#### DOCUMENT EXTRACT ####
# Dango Island Cleanup: FREE STUFF!! Please Leave Comment in Queue!!



## Cinnamom (May 26, 2020)

Hello! My name is Konomi from Dango Island and I am currently in the process of fully decorating my island for the debut of my idea Dango University (the event is free and we are still accepting applications. I may push the orientation date back to June 18-20 so more people can apply!). I am currently selling a list of DIYs, NMT, and fossils that can be found in my other post, but I wanted to do some cleaning out for my storage so I am giving away some free items. Everything ranges from extra materials to clothing and furniture! I figured that rather than sell items that I could give the stuff away to the community who I feel will put the stuff to more use than myself. There is no entry fee, but I would appreciate any tips, whether that be NMT and bells so I can fund my idea/obtain items, or anything from my wishlist: https://villagerdb.com/user/cinnamom/list/wishlist. TIPS ARE NOT NECESSARY, THOUGH, so don't worry if you don't have much!! 
Everything that you see when you first walk into the island is FREE! I will mostly be AFK but I may check to see if there is anything else I want to give away.

I hope to see you soon! ^-^


----------



## Ireuna (May 26, 2020)

I like to come for clothing


----------



## Bowserlab (May 26, 2020)

Can I come


----------



## Karlexus (May 26, 2020)

Hi I’d like to visit please, I can bring red barbecue


----------



## PurpleCrutches (May 26, 2020)

Can I visit please?


----------



## SoSu (May 26, 2020)

I would love to visit! Thank you!


----------



## m i d o r i (May 26, 2020)

Hi ! ^.^ Thanks for this giveaway ! May I come over ^.^


----------



## ameliajade26 (May 26, 2020)

I’d like to visit, I can bring the brown hamster cage


----------



## Penguin style (May 26, 2020)

Hey are you still accepting visitors?  I would like to come too


----------



## dollycrossing3 (May 26, 2020)

hey can I stop by?


----------



## Treeleaf (May 26, 2020)

Can I visit?


----------



## slothly (May 26, 2020)

would love to visit if this is still open ! xx


----------



## Jellieyz (May 26, 2020)

I'd like to come too


----------



## Cinnamom (May 26, 2020)

Hey, everyone!! I'm opening up my gates again to allow more people to visit!! Please note that I probably will be AFK so any items/donations can be left in my zen area right next to the entrance! Please message again to let me know if you are still interested and I will send you a dodo code!!!


----------



## samanthawbu (May 26, 2020)

Can I come please?


----------



## -Beano- (May 26, 2020)

May i come?


----------



## LadyWooks (May 26, 2020)

Hi, may I please visit?


----------



## Cinnamom (May 26, 2020)

Sorry for the wait!! Just sent dodos!! Still allowing more people to visit as I have quite a bit of stuff!


----------



## SarahSays (May 26, 2020)

Hey there! I’d love to pop by! Sarah from Kapalua


----------



## MoonPrincess (May 26, 2020)

I'd love to visit


----------



## Cinnamom (May 26, 2020)

Sent dodos to you both!! ^-^

	Post automatically merged: May 26, 2020

Bump!! Allowing more people to visit!!


----------
#### EXERCISE MATERIAL ####
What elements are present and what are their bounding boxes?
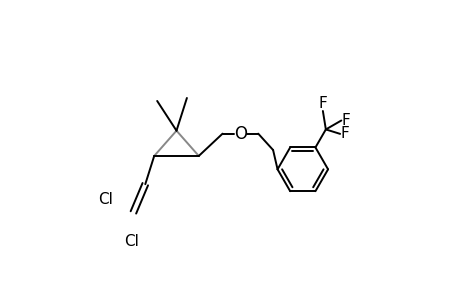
Text: Cl: Cl [97,191,112,206]
Text: Cl: Cl [123,234,139,249]
Text: F: F [339,126,348,141]
Text: F: F [318,96,326,111]
Text: F: F [341,113,349,128]
Text: O: O [233,125,246,143]
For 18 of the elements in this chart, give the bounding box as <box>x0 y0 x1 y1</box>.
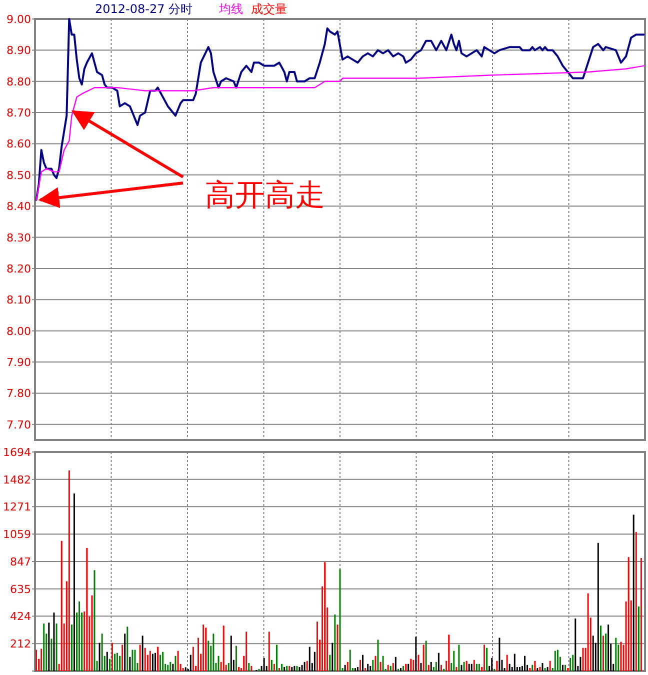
y-tick-label: 9.00 <box>6 13 31 26</box>
text: 均线 <box>218 2 243 16</box>
y-tick-label: 8.80 <box>6 75 31 88</box>
chart-title: 2012-08-27 分时 <box>95 2 193 16</box>
text: 成交量 <box>251 2 287 16</box>
y-tick-label: 8.60 <box>6 138 31 151</box>
y-tick-label: 7.80 <box>6 387 31 400</box>
y-tick-label: 8.40 <box>6 200 31 214</box>
y-tick-label: 8.00 <box>6 324 31 338</box>
y-tick-label: 7.70 <box>6 418 31 432</box>
y-tick-label: 8.50 <box>6 168 31 182</box>
y-tick-label: 8.30 <box>6 231 31 244</box>
y-tick-label: 8.90 <box>6 44 31 58</box>
y-tick-label: 8.20 <box>6 262 31 276</box>
annotation: 高开高走 <box>205 178 325 213</box>
y-tick-label: 8.70 <box>6 106 31 120</box>
y-tick-label: 8.10 <box>6 294 31 307</box>
y-tick-label: 7.90 <box>6 356 31 370</box>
####
▸ EXERCISE SET:
- 1) In the Dango Island giveaway forum thread, to which dates might the orientation for Dango University be pushed back?
- 2) Please rewrite the records with every "y-tick-label" changed to "axis-label", keeping everything else the same and leaving out the pictures.
The forum thread and the records are unrelated to each other.

▸ RESPONSES IN ORDER:
- 1) June 18-20

- 2)
What elements are present and what are their bounding boxes?
Text: Cl: Cl [97,191,112,206]
Text: Cl: Cl [123,234,139,249]
Text: F: F [339,126,348,141]
Text: F: F [318,96,326,111]
Text: F: F [341,113,349,128]
Text: O: O [233,125,246,143]
For 18 of the elements in this chart, give the bounding box as <box>x0 y0 x1 y1</box>.
axis-label: 9.00 <box>6 13 31 26</box>
text: 均线 <box>218 2 243 16</box>
axis-label: 8.80 <box>6 75 31 88</box>
chart-title: 2012-08-27 分时 <box>95 2 193 16</box>
text: 成交量 <box>251 2 287 16</box>
axis-label: 8.60 <box>6 138 31 151</box>
axis-label: 7.80 <box>6 387 31 400</box>
axis-label: 8.40 <box>6 200 31 214</box>
axis-label: 8.00 <box>6 324 31 338</box>
axis-label: 7.70 <box>6 418 31 432</box>
axis-label: 8.50 <box>6 168 31 182</box>
axis-label: 8.30 <box>6 231 31 244</box>
axis-label: 8.90 <box>6 44 31 58</box>
axis-label: 8.20 <box>6 262 31 276</box>
annotation: 高开高走 <box>205 178 325 213</box>
axis-label: 8.70 <box>6 106 31 120</box>
axis-label: 8.10 <box>6 294 31 307</box>
axis-label: 7.90 <box>6 356 31 370</box>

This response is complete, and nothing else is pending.